_The problem_
Copy the records below line for line, with no changes, and leave out the pictures.

## Start Exercise material

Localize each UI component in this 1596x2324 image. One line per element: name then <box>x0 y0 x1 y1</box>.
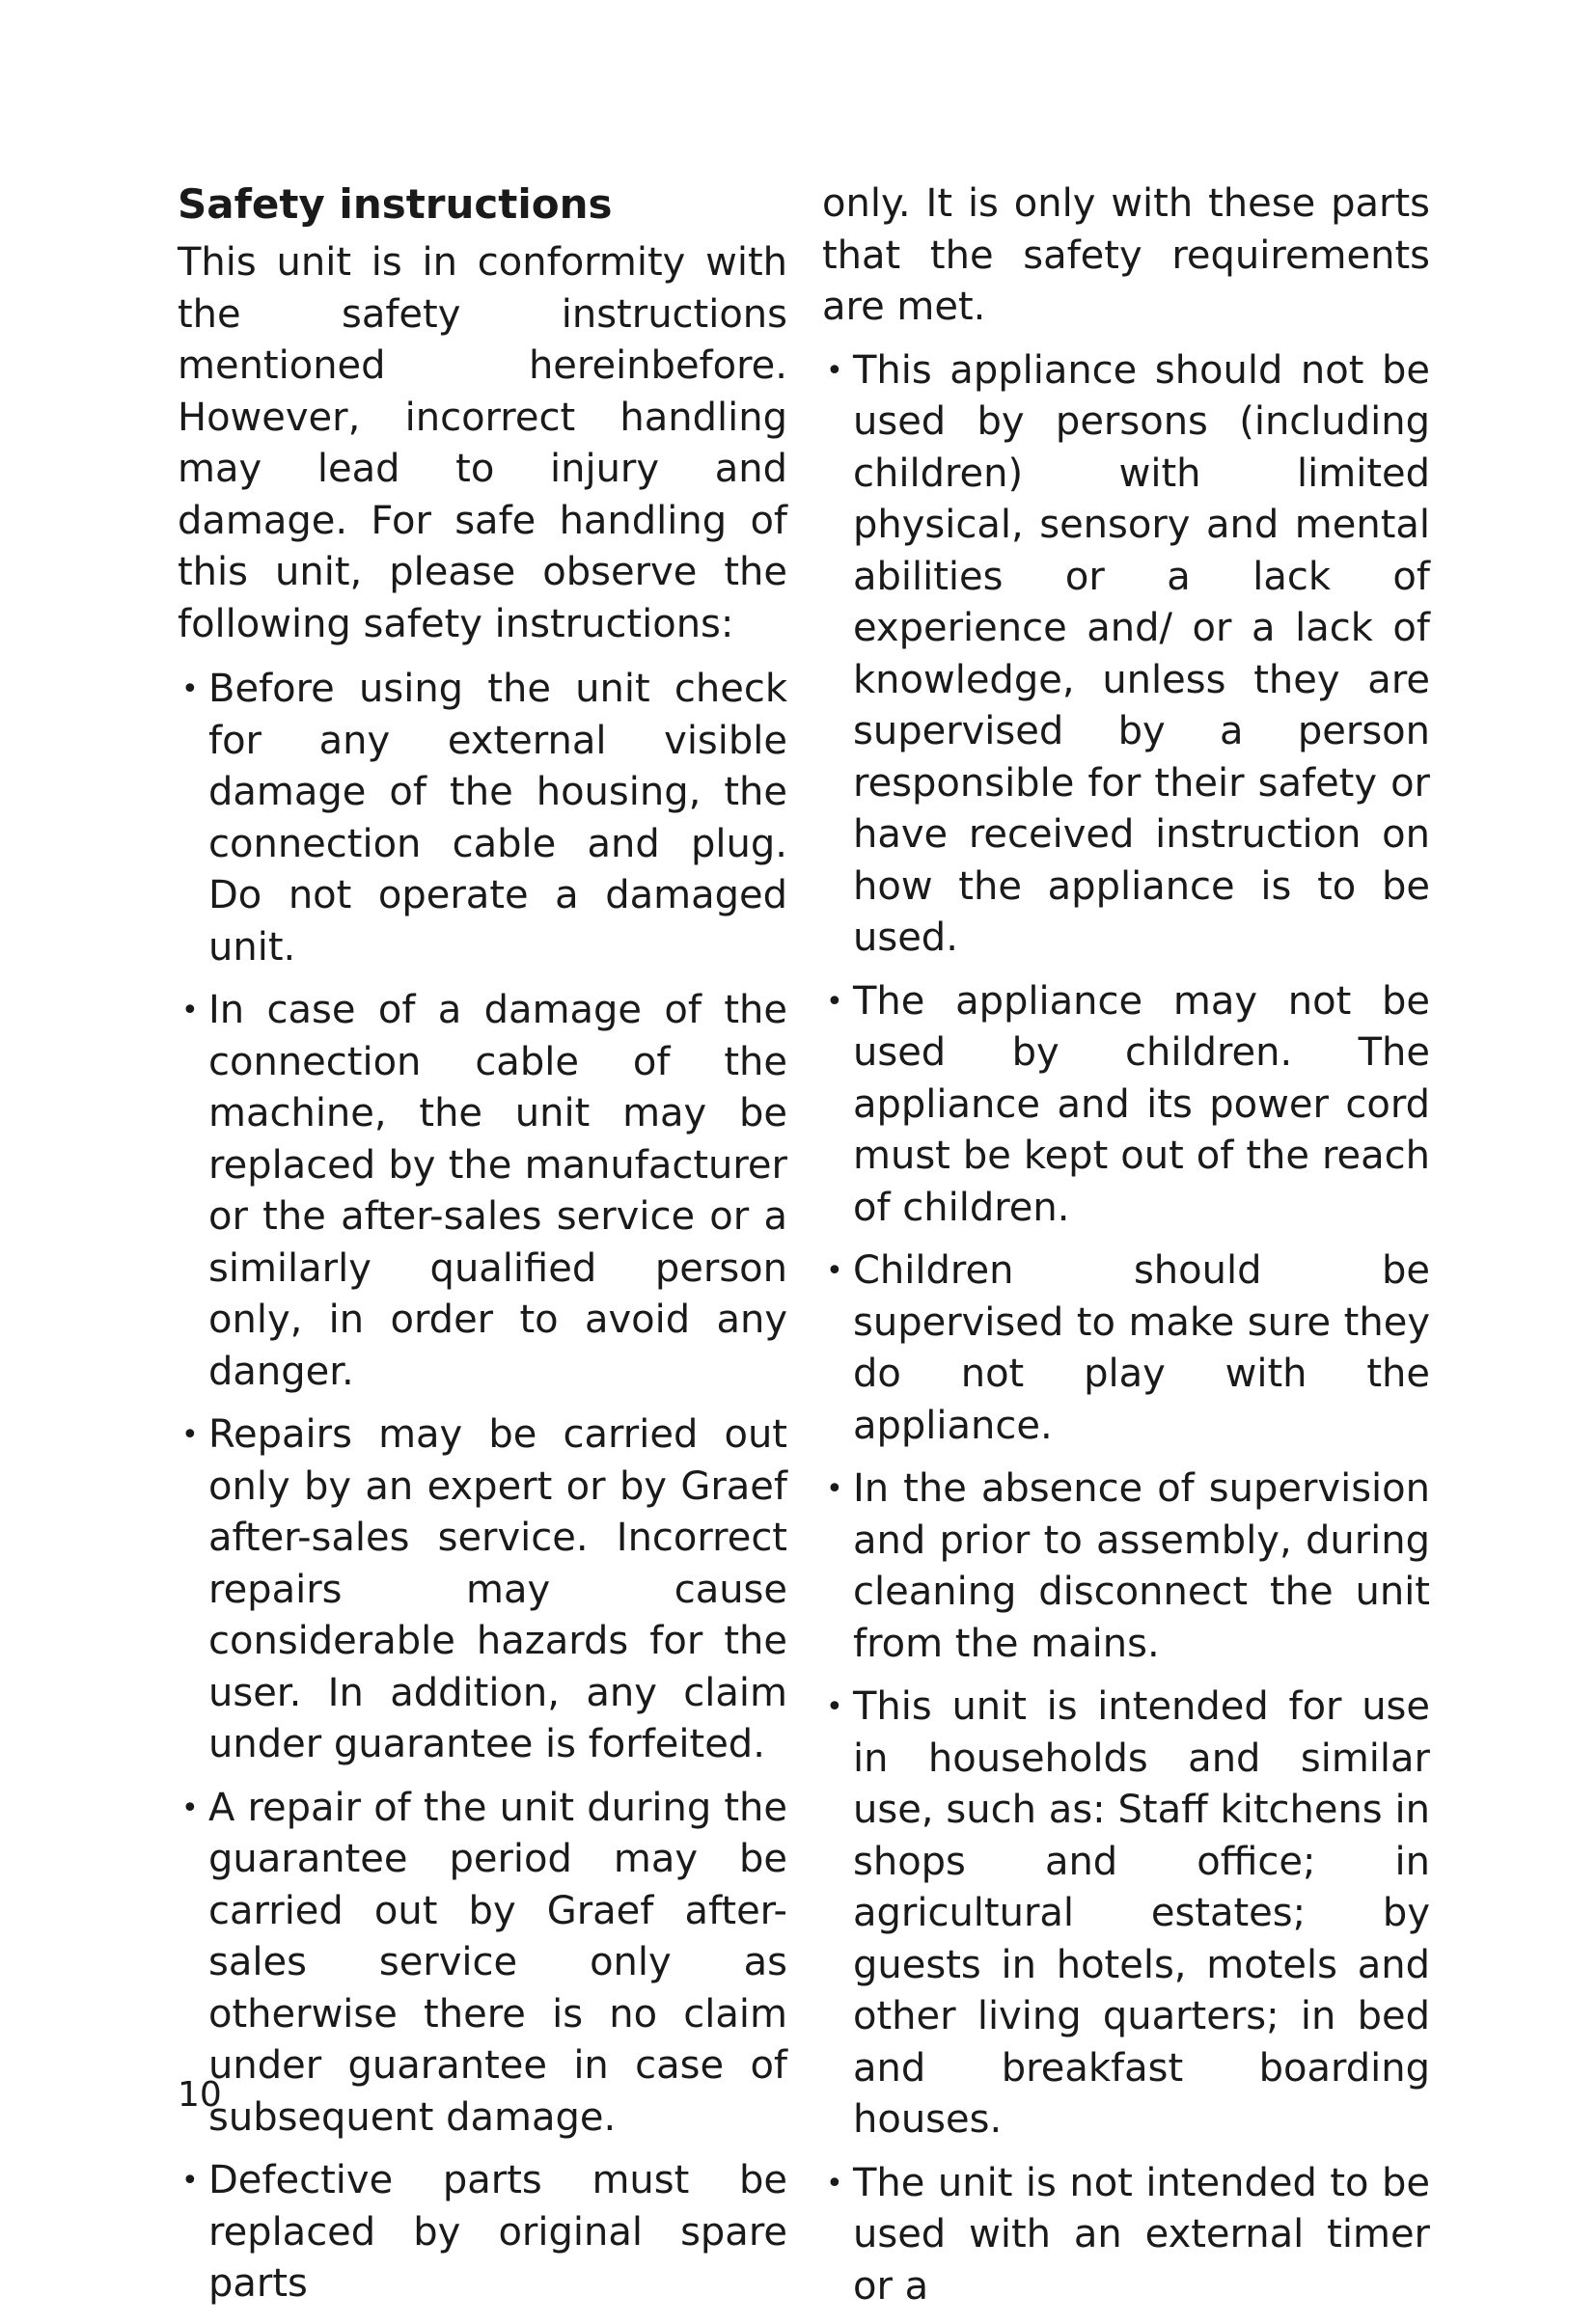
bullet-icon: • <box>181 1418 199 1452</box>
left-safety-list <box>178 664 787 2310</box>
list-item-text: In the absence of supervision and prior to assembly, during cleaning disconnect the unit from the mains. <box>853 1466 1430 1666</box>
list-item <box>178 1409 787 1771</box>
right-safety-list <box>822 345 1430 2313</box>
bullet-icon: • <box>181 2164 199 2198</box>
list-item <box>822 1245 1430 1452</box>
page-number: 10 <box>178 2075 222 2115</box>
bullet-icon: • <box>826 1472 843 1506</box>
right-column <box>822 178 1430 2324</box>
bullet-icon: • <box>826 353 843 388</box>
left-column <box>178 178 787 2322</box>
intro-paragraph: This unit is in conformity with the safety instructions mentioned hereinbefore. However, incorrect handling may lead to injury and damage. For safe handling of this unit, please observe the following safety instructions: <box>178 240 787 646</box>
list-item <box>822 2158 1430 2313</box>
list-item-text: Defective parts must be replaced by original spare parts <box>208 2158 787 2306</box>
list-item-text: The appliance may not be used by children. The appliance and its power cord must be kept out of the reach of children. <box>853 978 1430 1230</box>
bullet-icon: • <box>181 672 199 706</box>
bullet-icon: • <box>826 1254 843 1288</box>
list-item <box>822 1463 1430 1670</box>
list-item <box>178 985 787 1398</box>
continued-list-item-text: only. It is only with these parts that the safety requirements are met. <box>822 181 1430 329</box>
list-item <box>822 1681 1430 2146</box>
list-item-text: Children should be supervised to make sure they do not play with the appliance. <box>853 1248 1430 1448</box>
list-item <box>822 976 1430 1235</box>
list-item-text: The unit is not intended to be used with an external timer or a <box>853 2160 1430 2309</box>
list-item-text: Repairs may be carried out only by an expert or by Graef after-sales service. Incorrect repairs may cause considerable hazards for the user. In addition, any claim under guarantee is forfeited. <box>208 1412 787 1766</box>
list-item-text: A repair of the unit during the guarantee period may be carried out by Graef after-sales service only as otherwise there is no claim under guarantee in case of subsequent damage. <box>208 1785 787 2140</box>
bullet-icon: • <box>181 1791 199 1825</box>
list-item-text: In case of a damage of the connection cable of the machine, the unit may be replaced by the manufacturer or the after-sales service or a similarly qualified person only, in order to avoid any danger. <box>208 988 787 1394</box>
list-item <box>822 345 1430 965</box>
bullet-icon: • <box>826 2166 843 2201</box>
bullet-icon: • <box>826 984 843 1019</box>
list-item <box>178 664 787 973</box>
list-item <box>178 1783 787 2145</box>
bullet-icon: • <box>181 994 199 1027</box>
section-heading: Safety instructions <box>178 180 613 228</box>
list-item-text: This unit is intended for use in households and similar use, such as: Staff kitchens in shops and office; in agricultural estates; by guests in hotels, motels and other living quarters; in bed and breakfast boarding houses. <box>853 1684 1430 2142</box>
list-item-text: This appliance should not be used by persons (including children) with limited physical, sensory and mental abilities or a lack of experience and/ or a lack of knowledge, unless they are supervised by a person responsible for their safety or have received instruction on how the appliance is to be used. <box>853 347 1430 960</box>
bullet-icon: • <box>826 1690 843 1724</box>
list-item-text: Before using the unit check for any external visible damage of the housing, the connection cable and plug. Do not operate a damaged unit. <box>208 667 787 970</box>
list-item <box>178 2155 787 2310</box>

## End Exercise material

_Result for this exercise_
Localize each UI component in this 1596x2324 image. One line per element: name then <box>x0 y0 x1 y1</box>.
bullet-icon: • <box>181 1418 199 1452</box>
left-safety-list <box>178 664 787 2310</box>
list-item-text: In the absence of supervision and prior to assembly, during cleaning disconnect the unit from the mains. <box>853 1466 1430 1666</box>
list-item <box>178 1409 787 1771</box>
right-safety-list <box>822 345 1430 2313</box>
bullet-icon: • <box>181 2164 199 2198</box>
list-item <box>822 1245 1430 1452</box>
page-number: 10 <box>178 2075 222 2115</box>
bullet-icon: • <box>826 1472 843 1506</box>
right-column <box>822 178 1430 2324</box>
bullet-icon: • <box>826 353 843 388</box>
left-column <box>178 178 787 2322</box>
intro-paragraph: This unit is in conformity with the safety instructions mentioned hereinbefore. However, incorrect handling may lead to injury and damage. For safe handling of this unit, please observe the following safety instructions: <box>178 240 787 646</box>
list-item <box>822 2158 1430 2313</box>
list-item-text: Defective parts must be replaced by original spare parts <box>208 2158 787 2306</box>
list-item-text: The appliance may not be used by children. The appliance and its power cord must be kept out of the reach of children. <box>853 978 1430 1230</box>
bullet-icon: • <box>181 672 199 706</box>
bullet-icon: • <box>826 1254 843 1288</box>
list-item <box>822 1463 1430 1670</box>
list-item <box>178 985 787 1398</box>
continued-list-item-text: only. It is only with these parts that the safety requirements are met. <box>822 181 1430 329</box>
list-item <box>822 1681 1430 2146</box>
list-item-text: Children should be supervised to make sure they do not play with the appliance. <box>853 1248 1430 1448</box>
list-item <box>822 976 1430 1235</box>
list-item-text: The unit is not intended to be used with an external timer or a <box>853 2160 1430 2309</box>
list-item-text: Repairs may be carried out only by an expert or by Graef after-sales service. Incorrect repairs may cause considerable hazards for the user. In addition, any claim under guarantee is forfeited. <box>208 1412 787 1766</box>
list-item-text: A repair of the unit during the guarantee period may be carried out by Graef after-sales service only as otherwise there is no claim under guarantee in case of subsequent damage. <box>208 1785 787 2140</box>
bullet-icon: • <box>181 1791 199 1825</box>
list-item-text: In case of a damage of the connection cable of the machine, the unit may be replaced by the manufacturer or the after-sales service or a similarly qualified person only, in order to avoid any danger. <box>208 988 787 1394</box>
list-item <box>822 345 1430 965</box>
bullet-icon: • <box>826 2166 843 2201</box>
bullet-icon: • <box>826 984 843 1019</box>
list-item <box>178 664 787 973</box>
list-item <box>178 1783 787 2145</box>
bullet-icon: • <box>181 994 199 1027</box>
section-heading: Safety instructions <box>178 180 613 228</box>
list-item-text: This unit is intended for use in households and similar use, such as: Staff kitchens in shops and office; in agricultural estates; by guests in hotels, motels and other living quarters; in bed and breakfast boarding houses. <box>853 1684 1430 2142</box>
list-item-text: This appliance should not be used by persons (including children) with limited physical, sensory and mental abilities or a lack of experience and/ or a lack of knowledge, unless they are supervised by a person responsible for their safety or have received instruction on how the appliance is to be used. <box>853 347 1430 960</box>
bullet-icon: • <box>826 1690 843 1724</box>
list-item-text: Before using the unit check for any external visible damage of the housing, the connection cable and plug. Do not operate a damaged unit. <box>208 667 787 970</box>
list-item <box>178 2155 787 2310</box>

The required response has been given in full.